- **Exercise task**:
Reproduce the listing below without changes, except that pictures are left out.

Stored records:
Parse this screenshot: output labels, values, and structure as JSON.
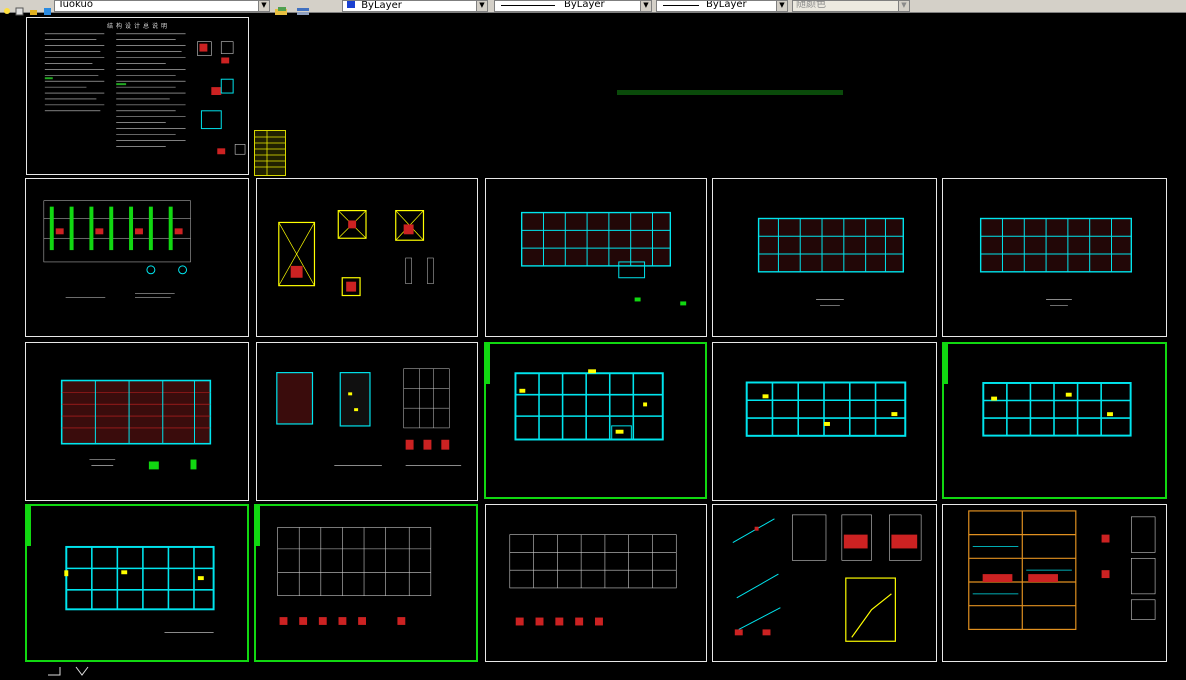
{
  "toolbar": {
    "layer_name": "Tuokuo",
    "color_combo": "ByLayer",
    "linetype_combo": "ByLayer",
    "lineweight_combo": "ByLayer",
    "plotstyle_combo": "随颜色"
  },
  "sheets": {
    "notes_title": "结构设计总说明"
  },
  "colors": {
    "background": "#000000",
    "frame": "#e8e8e8",
    "selection": "#11d811",
    "beam": "#00e5ee",
    "rebar": "#d01010",
    "highlight": "#ffff00"
  }
}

- **Response to this task**:
Parse this screenshot: output labels, values, and structure as JSON.
{
  "toolbar": {
    "layer_name": "Tuokuo",
    "color_combo": "ByLayer",
    "linetype_combo": "ByLayer",
    "lineweight_combo": "ByLayer",
    "plotstyle_combo": "随颜色"
  },
  "sheets": {
    "notes_title": "结构设计总说明"
  },
  "colors": {
    "background": "#000000",
    "frame": "#e8e8e8",
    "selection": "#11d811",
    "beam": "#00e5ee",
    "rebar": "#d01010",
    "highlight": "#ffff00"
  }
}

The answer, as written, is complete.